Repeat the listing in full. Nothing may be added or left out.

***** Supplied material

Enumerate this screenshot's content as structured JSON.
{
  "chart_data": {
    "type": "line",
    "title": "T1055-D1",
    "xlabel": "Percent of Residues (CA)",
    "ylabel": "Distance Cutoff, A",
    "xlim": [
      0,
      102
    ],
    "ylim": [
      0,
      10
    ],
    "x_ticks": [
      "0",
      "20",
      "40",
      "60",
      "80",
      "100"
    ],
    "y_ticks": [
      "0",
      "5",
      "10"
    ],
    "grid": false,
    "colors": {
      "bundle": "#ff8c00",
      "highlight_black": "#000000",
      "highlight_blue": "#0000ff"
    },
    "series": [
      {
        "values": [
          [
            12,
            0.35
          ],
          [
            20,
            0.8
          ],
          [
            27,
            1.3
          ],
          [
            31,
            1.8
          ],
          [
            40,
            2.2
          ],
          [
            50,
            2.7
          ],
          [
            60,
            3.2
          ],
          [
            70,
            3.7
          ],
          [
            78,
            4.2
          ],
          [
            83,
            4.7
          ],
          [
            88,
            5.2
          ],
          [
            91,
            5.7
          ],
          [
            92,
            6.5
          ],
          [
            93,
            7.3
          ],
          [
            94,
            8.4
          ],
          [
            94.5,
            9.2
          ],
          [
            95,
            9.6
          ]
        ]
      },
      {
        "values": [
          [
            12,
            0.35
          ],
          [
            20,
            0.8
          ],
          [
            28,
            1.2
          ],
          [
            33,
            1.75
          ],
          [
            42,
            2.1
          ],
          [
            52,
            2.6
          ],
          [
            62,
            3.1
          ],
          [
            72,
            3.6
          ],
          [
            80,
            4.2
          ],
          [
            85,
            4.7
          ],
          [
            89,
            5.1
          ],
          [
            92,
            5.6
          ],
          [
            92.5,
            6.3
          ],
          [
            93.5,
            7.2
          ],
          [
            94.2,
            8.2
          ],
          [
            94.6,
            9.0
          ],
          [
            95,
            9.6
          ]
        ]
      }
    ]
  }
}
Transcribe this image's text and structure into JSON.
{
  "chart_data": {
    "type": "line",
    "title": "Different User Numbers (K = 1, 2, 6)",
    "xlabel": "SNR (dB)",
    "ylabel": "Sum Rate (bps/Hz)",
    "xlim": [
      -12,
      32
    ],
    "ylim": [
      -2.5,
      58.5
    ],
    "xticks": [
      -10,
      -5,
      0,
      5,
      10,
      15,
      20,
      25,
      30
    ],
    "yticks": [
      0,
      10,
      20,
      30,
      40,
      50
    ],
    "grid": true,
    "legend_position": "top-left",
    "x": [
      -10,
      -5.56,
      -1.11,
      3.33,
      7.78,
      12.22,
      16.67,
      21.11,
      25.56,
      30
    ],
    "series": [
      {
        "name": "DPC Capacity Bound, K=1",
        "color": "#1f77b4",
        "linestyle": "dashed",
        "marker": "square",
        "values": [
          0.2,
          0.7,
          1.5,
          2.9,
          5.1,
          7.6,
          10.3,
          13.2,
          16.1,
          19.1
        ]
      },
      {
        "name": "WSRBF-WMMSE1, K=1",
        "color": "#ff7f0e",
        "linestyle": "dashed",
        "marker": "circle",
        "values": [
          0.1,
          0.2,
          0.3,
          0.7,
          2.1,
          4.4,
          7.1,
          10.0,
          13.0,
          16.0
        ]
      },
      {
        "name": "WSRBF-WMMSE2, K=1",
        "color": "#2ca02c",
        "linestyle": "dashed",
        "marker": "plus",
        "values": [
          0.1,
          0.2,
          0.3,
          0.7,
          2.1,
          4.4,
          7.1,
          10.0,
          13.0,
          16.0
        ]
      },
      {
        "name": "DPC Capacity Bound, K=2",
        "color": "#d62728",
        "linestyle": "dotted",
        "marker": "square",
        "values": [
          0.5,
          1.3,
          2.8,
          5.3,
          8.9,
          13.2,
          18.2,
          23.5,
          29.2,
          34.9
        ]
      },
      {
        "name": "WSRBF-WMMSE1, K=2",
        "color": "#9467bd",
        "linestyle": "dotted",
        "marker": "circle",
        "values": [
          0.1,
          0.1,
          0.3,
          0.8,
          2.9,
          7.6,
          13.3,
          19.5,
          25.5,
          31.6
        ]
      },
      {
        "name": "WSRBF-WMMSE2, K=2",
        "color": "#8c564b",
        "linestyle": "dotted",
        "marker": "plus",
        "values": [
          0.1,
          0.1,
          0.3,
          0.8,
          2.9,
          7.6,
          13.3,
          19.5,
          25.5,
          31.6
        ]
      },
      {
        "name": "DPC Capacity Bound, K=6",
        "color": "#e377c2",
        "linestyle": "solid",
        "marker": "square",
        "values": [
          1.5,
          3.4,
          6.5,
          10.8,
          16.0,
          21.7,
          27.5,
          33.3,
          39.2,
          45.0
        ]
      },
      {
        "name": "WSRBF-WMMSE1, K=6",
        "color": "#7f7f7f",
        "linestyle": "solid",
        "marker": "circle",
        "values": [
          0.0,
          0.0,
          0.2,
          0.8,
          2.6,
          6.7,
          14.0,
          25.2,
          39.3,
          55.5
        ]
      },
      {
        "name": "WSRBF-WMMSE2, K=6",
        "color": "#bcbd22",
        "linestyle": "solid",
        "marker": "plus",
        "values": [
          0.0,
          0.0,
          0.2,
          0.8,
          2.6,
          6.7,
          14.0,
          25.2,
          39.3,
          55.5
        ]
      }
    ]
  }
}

**********

Correct response
Enumerate this screenshot's content as structured JSON.
{
  "chart_data": {
    "type": "line",
    "title": "T1055-D1",
    "xlabel": "Percent of Residues (CA)",
    "ylabel": "Distance Cutoff, A",
    "xlim": [
      0,
      102
    ],
    "ylim": [
      0,
      10
    ],
    "x_ticks": [
      "0",
      "20",
      "40",
      "60",
      "80",
      "100"
    ],
    "y_ticks": [
      "0",
      "5",
      "10"
    ],
    "grid": false,
    "colors": {
      "bundle": "#ff8c00",
      "highlight_black": "#000000",
      "highlight_blue": "#0000ff"
    },
    "series": [
      {
        "values": [
          [
            12,
            0.35
          ],
          [
            20,
            0.8
          ],
          [
            27,
            1.3
          ],
          [
            31,
            1.8
          ],
          [
            40,
            2.2
          ],
          [
            50,
            2.7
          ],
          [
            60,
            3.2
          ],
          [
            70,
            3.7
          ],
          [
            78,
            4.2
          ],
          [
            83,
            4.7
          ],
          [
            88,
            5.2
          ],
          [
            91,
            5.7
          ],
          [
            92,
            6.5
          ],
          [
            93,
            7.3
          ],
          [
            94,
            8.4
          ],
          [
            94.5,
            9.2
          ],
          [
            95,
            9.6
          ]
        ]
      },
      {
        "values": [
          [
            12,
            0.35
          ],
          [
            20,
            0.8
          ],
          [
            28,
            1.2
          ],
          [
            33,
            1.75
          ],
          [
            42,
            2.1
          ],
          [
            52,
            2.6
          ],
          [
            62,
            3.1
          ],
          [
            72,
            3.6
          ],
          [
            80,
            4.2
          ],
          [
            85,
            4.7
          ],
          [
            89,
            5.1
          ],
          [
            92,
            5.6
          ],
          [
            92.5,
            6.3
          ],
          [
            93.5,
            7.2
          ],
          [
            94.2,
            8.2
          ],
          [
            94.6,
            9.0
          ],
          [
            95,
            9.6
          ]
        ]
      }
    ]
  }
}
Transcribe this image's text and structure into JSON.
{
  "chart_data": {
    "type": "line",
    "title": "Different User Numbers (K = 1, 2, 6)",
    "xlabel": "SNR (dB)",
    "ylabel": "Sum Rate (bps/Hz)",
    "xlim": [
      -12,
      32
    ],
    "ylim": [
      -2.5,
      58.5
    ],
    "xticks": [
      -10,
      -5,
      0,
      5,
      10,
      15,
      20,
      25,
      30
    ],
    "yticks": [
      0,
      10,
      20,
      30,
      40,
      50
    ],
    "grid": true,
    "legend_position": "top-left",
    "x": [
      -10,
      -5.56,
      -1.11,
      3.33,
      7.78,
      12.22,
      16.67,
      21.11,
      25.56,
      30
    ],
    "series": [
      {
        "name": "DPC Capacity Bound, K=1",
        "color": "#1f77b4",
        "linestyle": "dashed",
        "marker": "square",
        "values": [
          0.2,
          0.7,
          1.5,
          2.9,
          5.1,
          7.6,
          10.3,
          13.2,
          16.1,
          19.1
        ]
      },
      {
        "name": "WSRBF-WMMSE1, K=1",
        "color": "#ff7f0e",
        "linestyle": "dashed",
        "marker": "circle",
        "values": [
          0.1,
          0.2,
          0.3,
          0.7,
          2.1,
          4.4,
          7.1,
          10.0,
          13.0,
          16.0
        ]
      },
      {
        "name": "WSRBF-WMMSE2, K=1",
        "color": "#2ca02c",
        "linestyle": "dashed",
        "marker": "plus",
        "values": [
          0.1,
          0.2,
          0.3,
          0.7,
          2.1,
          4.4,
          7.1,
          10.0,
          13.0,
          16.0
        ]
      },
      {
        "name": "DPC Capacity Bound, K=2",
        "color": "#d62728",
        "linestyle": "dotted",
        "marker": "square",
        "values": [
          0.5,
          1.3,
          2.8,
          5.3,
          8.9,
          13.2,
          18.2,
          23.5,
          29.2,
          34.9
        ]
      },
      {
        "name": "WSRBF-WMMSE1, K=2",
        "color": "#9467bd",
        "linestyle": "dotted",
        "marker": "circle",
        "values": [
          0.1,
          0.1,
          0.3,
          0.8,
          2.9,
          7.6,
          13.3,
          19.5,
          25.5,
          31.6
        ]
      },
      {
        "name": "WSRBF-WMMSE2, K=2",
        "color": "#8c564b",
        "linestyle": "dotted",
        "marker": "plus",
        "values": [
          0.1,
          0.1,
          0.3,
          0.8,
          2.9,
          7.6,
          13.3,
          19.5,
          25.5,
          31.6
        ]
      },
      {
        "name": "DPC Capacity Bound, K=6",
        "color": "#e377c2",
        "linestyle": "solid",
        "marker": "square",
        "values": [
          1.5,
          3.4,
          6.5,
          10.8,
          16.0,
          21.7,
          27.5,
          33.3,
          39.2,
          45.0
        ]
      },
      {
        "name": "WSRBF-WMMSE1, K=6",
        "color": "#7f7f7f",
        "linestyle": "solid",
        "marker": "circle",
        "values": [
          0.0,
          0.0,
          0.2,
          0.8,
          2.6,
          6.7,
          14.0,
          25.2,
          39.3,
          55.5
        ]
      },
      {
        "name": "WSRBF-WMMSE2, K=6",
        "color": "#bcbd22",
        "linestyle": "solid",
        "marker": "plus",
        "values": [
          0.0,
          0.0,
          0.2,
          0.8,
          2.6,
          6.7,
          14.0,
          25.2,
          39.3,
          55.5
        ]
      }
    ]
  }
}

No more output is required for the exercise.